— What is being asked —
Locate the string "time" throughout the material and copy every line in which it occurs.

— Listed records —
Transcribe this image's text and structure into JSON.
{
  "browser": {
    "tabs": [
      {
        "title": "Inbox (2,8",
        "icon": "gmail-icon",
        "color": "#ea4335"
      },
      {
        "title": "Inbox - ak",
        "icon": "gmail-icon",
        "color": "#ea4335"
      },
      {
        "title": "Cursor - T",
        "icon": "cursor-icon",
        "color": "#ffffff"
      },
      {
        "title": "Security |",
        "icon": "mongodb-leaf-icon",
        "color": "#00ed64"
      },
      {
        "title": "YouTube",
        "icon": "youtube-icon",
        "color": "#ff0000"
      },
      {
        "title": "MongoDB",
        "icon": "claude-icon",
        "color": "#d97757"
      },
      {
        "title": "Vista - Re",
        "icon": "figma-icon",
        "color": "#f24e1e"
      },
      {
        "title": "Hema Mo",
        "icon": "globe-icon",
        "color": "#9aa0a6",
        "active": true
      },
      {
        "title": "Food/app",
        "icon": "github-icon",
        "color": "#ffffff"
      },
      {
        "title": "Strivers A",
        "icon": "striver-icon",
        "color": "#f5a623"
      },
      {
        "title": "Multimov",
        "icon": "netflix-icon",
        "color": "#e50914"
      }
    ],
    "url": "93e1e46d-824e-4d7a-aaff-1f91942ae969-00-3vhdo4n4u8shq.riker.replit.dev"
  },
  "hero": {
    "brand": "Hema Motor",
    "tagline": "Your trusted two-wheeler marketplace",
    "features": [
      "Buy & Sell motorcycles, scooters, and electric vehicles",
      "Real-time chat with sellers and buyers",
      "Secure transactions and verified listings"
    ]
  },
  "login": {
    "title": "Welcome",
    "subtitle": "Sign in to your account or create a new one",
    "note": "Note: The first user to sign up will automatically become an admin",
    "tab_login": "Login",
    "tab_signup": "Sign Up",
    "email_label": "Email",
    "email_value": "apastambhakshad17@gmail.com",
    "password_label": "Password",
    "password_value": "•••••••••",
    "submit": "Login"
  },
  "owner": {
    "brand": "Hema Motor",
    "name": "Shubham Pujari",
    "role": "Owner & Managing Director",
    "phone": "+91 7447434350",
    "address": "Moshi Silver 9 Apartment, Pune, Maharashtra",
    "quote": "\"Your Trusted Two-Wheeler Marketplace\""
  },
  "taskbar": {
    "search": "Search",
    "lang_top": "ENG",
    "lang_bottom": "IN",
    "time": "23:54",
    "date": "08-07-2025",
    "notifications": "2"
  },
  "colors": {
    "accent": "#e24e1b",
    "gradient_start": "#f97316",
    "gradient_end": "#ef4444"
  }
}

— Solution to this exercise —
      "Real-time chat with sellers and buyers",
    "time": "23:54",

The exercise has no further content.